Collected data
-*-*-
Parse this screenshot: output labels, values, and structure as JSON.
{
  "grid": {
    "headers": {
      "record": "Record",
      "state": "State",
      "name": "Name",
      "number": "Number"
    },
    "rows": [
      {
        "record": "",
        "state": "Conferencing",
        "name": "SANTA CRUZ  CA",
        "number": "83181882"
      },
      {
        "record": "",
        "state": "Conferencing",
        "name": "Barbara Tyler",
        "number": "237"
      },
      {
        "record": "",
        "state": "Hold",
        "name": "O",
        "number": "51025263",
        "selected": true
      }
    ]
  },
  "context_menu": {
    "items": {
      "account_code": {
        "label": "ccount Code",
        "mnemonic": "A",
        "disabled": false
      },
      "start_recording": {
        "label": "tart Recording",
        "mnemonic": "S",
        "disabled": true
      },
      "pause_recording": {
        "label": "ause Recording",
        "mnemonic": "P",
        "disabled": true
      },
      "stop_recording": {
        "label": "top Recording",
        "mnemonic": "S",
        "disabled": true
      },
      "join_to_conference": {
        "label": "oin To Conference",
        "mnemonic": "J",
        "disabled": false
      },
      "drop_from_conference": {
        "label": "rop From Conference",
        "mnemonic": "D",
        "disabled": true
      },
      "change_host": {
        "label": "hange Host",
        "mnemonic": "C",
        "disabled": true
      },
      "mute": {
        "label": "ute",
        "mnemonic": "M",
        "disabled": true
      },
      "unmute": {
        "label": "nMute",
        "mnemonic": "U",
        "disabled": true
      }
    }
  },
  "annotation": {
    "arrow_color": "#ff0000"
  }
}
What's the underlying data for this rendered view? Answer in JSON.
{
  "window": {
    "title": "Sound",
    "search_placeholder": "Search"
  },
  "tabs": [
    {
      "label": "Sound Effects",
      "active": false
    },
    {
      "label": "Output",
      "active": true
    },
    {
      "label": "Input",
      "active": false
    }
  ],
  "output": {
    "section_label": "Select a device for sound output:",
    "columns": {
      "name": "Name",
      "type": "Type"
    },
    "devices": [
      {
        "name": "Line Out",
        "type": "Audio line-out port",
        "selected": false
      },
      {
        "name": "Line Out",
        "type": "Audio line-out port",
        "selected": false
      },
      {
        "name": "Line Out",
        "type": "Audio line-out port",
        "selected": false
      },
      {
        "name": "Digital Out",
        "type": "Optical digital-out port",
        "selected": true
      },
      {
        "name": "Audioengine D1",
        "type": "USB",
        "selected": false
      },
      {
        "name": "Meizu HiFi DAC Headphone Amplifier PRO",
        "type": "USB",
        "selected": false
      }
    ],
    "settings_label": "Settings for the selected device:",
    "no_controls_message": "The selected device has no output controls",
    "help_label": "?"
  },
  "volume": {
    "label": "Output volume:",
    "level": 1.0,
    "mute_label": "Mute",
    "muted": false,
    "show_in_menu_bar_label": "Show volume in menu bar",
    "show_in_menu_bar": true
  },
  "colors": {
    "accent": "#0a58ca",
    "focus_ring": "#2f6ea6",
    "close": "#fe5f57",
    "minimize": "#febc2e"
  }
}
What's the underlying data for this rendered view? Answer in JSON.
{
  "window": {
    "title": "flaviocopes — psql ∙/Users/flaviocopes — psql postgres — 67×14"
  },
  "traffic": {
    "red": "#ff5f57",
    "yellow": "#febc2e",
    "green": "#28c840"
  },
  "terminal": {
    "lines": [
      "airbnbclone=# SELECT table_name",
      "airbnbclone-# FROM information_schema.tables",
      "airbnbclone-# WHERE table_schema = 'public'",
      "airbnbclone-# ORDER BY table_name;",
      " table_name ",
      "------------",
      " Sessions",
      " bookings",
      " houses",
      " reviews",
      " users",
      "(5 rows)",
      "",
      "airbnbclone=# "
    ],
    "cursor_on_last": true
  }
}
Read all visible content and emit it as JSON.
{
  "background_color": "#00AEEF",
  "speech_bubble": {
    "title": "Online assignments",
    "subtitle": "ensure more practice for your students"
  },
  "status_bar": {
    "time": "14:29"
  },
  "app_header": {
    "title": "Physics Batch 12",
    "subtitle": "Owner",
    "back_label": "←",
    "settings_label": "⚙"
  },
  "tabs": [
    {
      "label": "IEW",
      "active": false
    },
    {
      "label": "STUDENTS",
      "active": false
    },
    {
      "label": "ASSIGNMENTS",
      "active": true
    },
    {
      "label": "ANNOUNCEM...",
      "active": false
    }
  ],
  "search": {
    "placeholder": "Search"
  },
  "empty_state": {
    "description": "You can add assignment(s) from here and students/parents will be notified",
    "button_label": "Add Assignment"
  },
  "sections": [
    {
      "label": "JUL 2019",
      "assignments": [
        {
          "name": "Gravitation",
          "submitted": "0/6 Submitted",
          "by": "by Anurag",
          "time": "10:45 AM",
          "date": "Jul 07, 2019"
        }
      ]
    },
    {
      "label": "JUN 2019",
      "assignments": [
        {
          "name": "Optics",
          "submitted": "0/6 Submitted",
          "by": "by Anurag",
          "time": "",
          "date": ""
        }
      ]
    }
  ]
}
-*-*-
### What you should do:
Make an exact copy of all the data.

### Task result:
Parse this screenshot: output labels, values, and structure as JSON.
{
  "grid": {
    "headers": {
      "record": "Record",
      "state": "State",
      "name": "Name",
      "number": "Number"
    },
    "rows": [
      {
        "record": "",
        "state": "Conferencing",
        "name": "SANTA CRUZ  CA",
        "number": "83181882"
      },
      {
        "record": "",
        "state": "Conferencing",
        "name": "Barbara Tyler",
        "number": "237"
      },
      {
        "record": "",
        "state": "Hold",
        "name": "O",
        "number": "51025263",
        "selected": true
      }
    ]
  },
  "context_menu": {
    "items": {
      "account_code": {
        "label": "ccount Code",
        "mnemonic": "A",
        "disabled": false
      },
      "start_recording": {
        "label": "tart Recording",
        "mnemonic": "S",
        "disabled": true
      },
      "pause_recording": {
        "label": "ause Recording",
        "mnemonic": "P",
        "disabled": true
      },
      "stop_recording": {
        "label": "top Recording",
        "mnemonic": "S",
        "disabled": true
      },
      "join_to_conference": {
        "label": "oin To Conference",
        "mnemonic": "J",
        "disabled": false
      },
      "drop_from_conference": {
        "label": "rop From Conference",
        "mnemonic": "D",
        "disabled": true
      },
      "change_host": {
        "label": "hange Host",
        "mnemonic": "C",
        "disabled": true
      },
      "mute": {
        "label": "ute",
        "mnemonic": "M",
        "disabled": true
      },
      "unmute": {
        "label": "nMute",
        "mnemonic": "U",
        "disabled": true
      }
    }
  },
  "annotation": {
    "arrow_color": "#ff0000"
  }
}
What's the underlying data for this rendered view? Answer in JSON.
{
  "window": {
    "title": "Sound",
    "search_placeholder": "Search"
  },
  "tabs": [
    {
      "label": "Sound Effects",
      "active": false
    },
    {
      "label": "Output",
      "active": true
    },
    {
      "label": "Input",
      "active": false
    }
  ],
  "output": {
    "section_label": "Select a device for sound output:",
    "columns": {
      "name": "Name",
      "type": "Type"
    },
    "devices": [
      {
        "name": "Line Out",
        "type": "Audio line-out port",
        "selected": false
      },
      {
        "name": "Line Out",
        "type": "Audio line-out port",
        "selected": false
      },
      {
        "name": "Line Out",
        "type": "Audio line-out port",
        "selected": false
      },
      {
        "name": "Digital Out",
        "type": "Optical digital-out port",
        "selected": true
      },
      {
        "name": "Audioengine D1",
        "type": "USB",
        "selected": false
      },
      {
        "name": "Meizu HiFi DAC Headphone Amplifier PRO",
        "type": "USB",
        "selected": false
      }
    ],
    "settings_label": "Settings for the selected device:",
    "no_controls_message": "The selected device has no output controls",
    "help_label": "?"
  },
  "volume": {
    "label": "Output volume:",
    "level": 1.0,
    "mute_label": "Mute",
    "muted": false,
    "show_in_menu_bar_label": "Show volume in menu bar",
    "show_in_menu_bar": true
  },
  "colors": {
    "accent": "#0a58ca",
    "focus_ring": "#2f6ea6",
    "close": "#fe5f57",
    "minimize": "#febc2e"
  }
}
What's the underlying data for this rendered view? Answer in JSON.
{
  "window": {
    "title": "flaviocopes — psql ∙/Users/flaviocopes — psql postgres — 67×14"
  },
  "traffic": {
    "red": "#ff5f57",
    "yellow": "#febc2e",
    "green": "#28c840"
  },
  "terminal": {
    "lines": [
      "airbnbclone=# SELECT table_name",
      "airbnbclone-# FROM information_schema.tables",
      "airbnbclone-# WHERE table_schema = 'public'",
      "airbnbclone-# ORDER BY table_name;",
      " table_name ",
      "------------",
      " Sessions",
      " bookings",
      " houses",
      " reviews",
      " users",
      "(5 rows)",
      "",
      "airbnbclone=# "
    ],
    "cursor_on_last": true
  }
}
Read all visible content and emit it as JSON.
{
  "background_color": "#00AEEF",
  "speech_bubble": {
    "title": "Online assignments",
    "subtitle": "ensure more practice for your students"
  },
  "status_bar": {
    "time": "14:29"
  },
  "app_header": {
    "title": "Physics Batch 12",
    "subtitle": "Owner",
    "back_label": "←",
    "settings_label": "⚙"
  },
  "tabs": [
    {
      "label": "IEW",
      "active": false
    },
    {
      "label": "STUDENTS",
      "active": false
    },
    {
      "label": "ASSIGNMENTS",
      "active": true
    },
    {
      "label": "ANNOUNCEM...",
      "active": false
    }
  ],
  "search": {
    "placeholder": "Search"
  },
  "empty_state": {
    "description": "You can add assignment(s) from here and students/parents will be notified",
    "button_label": "Add Assignment"
  },
  "sections": [
    {
      "label": "JUL 2019",
      "assignments": [
        {
          "name": "Gravitation",
          "submitted": "0/6 Submitted",
          "by": "by Anurag",
          "time": "10:45 AM",
          "date": "Jul 07, 2019"
        }
      ]
    },
    {
      "label": "JUN 2019",
      "assignments": [
        {
          "name": "Optics",
          "submitted": "0/6 Submitted",
          "by": "by Anurag",
          "time": "",
          "date": ""
        }
      ]
    }
  ]
}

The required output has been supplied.